# START OF Information given

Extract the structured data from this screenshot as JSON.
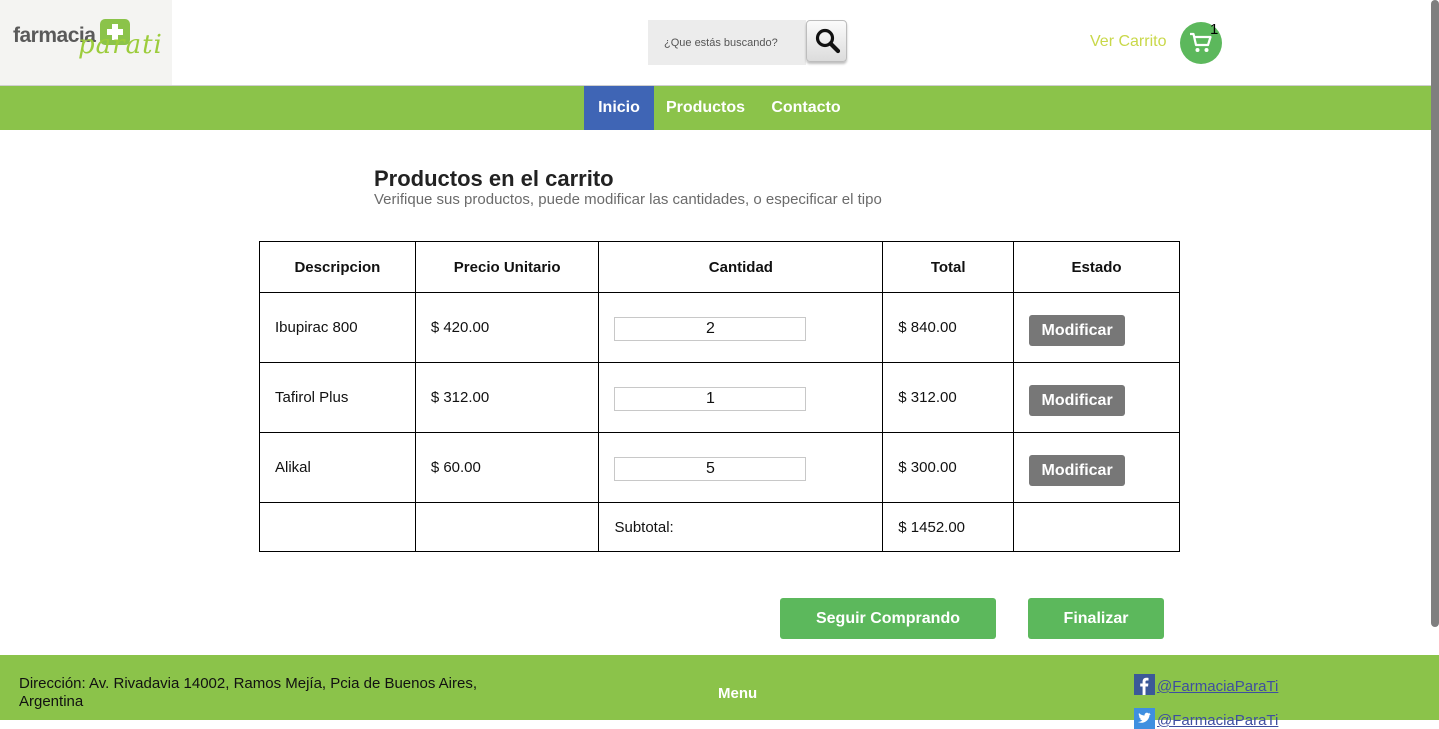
{
  "header": {
    "logo_text_main": "farmacia",
    "logo_text_script": "parati",
    "search_placeholder": "¿Que estás buscando?",
    "cart_link_label": "Ver Carrito",
    "cart_count": "1"
  },
  "nav": {
    "items": [
      {
        "label": "Inicio",
        "active": true
      },
      {
        "label": "Productos",
        "active": false
      },
      {
        "label": "Contacto",
        "active": false
      }
    ]
  },
  "page": {
    "title": "Productos en el carrito",
    "subtitle": "Verifique sus productos, puede modificar las cantidades, o especificar el tipo"
  },
  "table": {
    "headers": [
      "Descripcion",
      "Precio Unitario",
      "Cantidad",
      "Total",
      "Estado"
    ],
    "rows": [
      {
        "description": "Ibupirac 800",
        "unit_price": "$ 420.00",
        "quantity": "2",
        "total": "$ 840.00",
        "action": "Modificar"
      },
      {
        "description": "Tafirol Plus",
        "unit_price": "$ 312.00",
        "quantity": "1",
        "total": "$ 312.00",
        "action": "Modificar"
      },
      {
        "description": "Alikal",
        "unit_price": "$ 60.00",
        "quantity": "5",
        "total": "$ 300.00",
        "action": "Modificar"
      }
    ],
    "subtotal_label": "Subtotal:",
    "subtotal_value": "$ 1452.00"
  },
  "actions": {
    "continue_label": "Seguir Comprando",
    "finish_label": "Finalizar"
  },
  "footer": {
    "address": "Dirección: Av. Rivadavia 14002, Ramos Mejía, Pcia de Buenos Aires, Argentina",
    "menu_label": "Menu",
    "facebook": "@FarmaciaParaTi",
    "twitter": "@FarmaciaParaTi"
  },
  "colors": {
    "brand_green": "#8bc34a",
    "nav_active": "#3f65b5",
    "button_green": "#5cb85c",
    "button_gray": "#777777"
  },
  "icons": [
    "search-icon",
    "cart-icon",
    "facebook-icon",
    "twitter-icon",
    "logo-cross-icon"
  ]
}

# END OF Information given

Exercise goal
Print the entries above exactly, taking out only the pictures.

Written response
Extract the structured data from this screenshot as JSON.
{
  "header": {
    "logo_text_main": "farmacia",
    "logo_text_script": "parati",
    "search_placeholder": "¿Que estás buscando?",
    "cart_link_label": "Ver Carrito",
    "cart_count": "1"
  },
  "nav": {
    "items": [
      {
        "label": "Inicio",
        "active": true
      },
      {
        "label": "Productos",
        "active": false
      },
      {
        "label": "Contacto",
        "active": false
      }
    ]
  },
  "page": {
    "title": "Productos en el carrito",
    "subtitle": "Verifique sus productos, puede modificar las cantidades, o especificar el tipo"
  },
  "table": {
    "headers": [
      "Descripcion",
      "Precio Unitario",
      "Cantidad",
      "Total",
      "Estado"
    ],
    "rows": [
      {
        "description": "Ibupirac 800",
        "unit_price": "$ 420.00",
        "quantity": "2",
        "total": "$ 840.00",
        "action": "Modificar"
      },
      {
        "description": "Tafirol Plus",
        "unit_price": "$ 312.00",
        "quantity": "1",
        "total": "$ 312.00",
        "action": "Modificar"
      },
      {
        "description": "Alikal",
        "unit_price": "$ 60.00",
        "quantity": "5",
        "total": "$ 300.00",
        "action": "Modificar"
      }
    ],
    "subtotal_label": "Subtotal:",
    "subtotal_value": "$ 1452.00"
  },
  "actions": {
    "continue_label": "Seguir Comprando",
    "finish_label": "Finalizar"
  },
  "footer": {
    "address": "Dirección: Av. Rivadavia 14002, Ramos Mejía, Pcia de Buenos Aires, Argentina",
    "menu_label": "Menu",
    "facebook": "@FarmaciaParaTi",
    "twitter": "@FarmaciaParaTi"
  },
  "colors": {
    "brand_green": "#8bc34a",
    "nav_active": "#3f65b5",
    "button_green": "#5cb85c",
    "button_gray": "#777777"
  },
  "icons": [
    "search-icon",
    "cart-icon",
    "facebook-icon",
    "twitter-icon",
    "logo-cross-icon"
  ]
}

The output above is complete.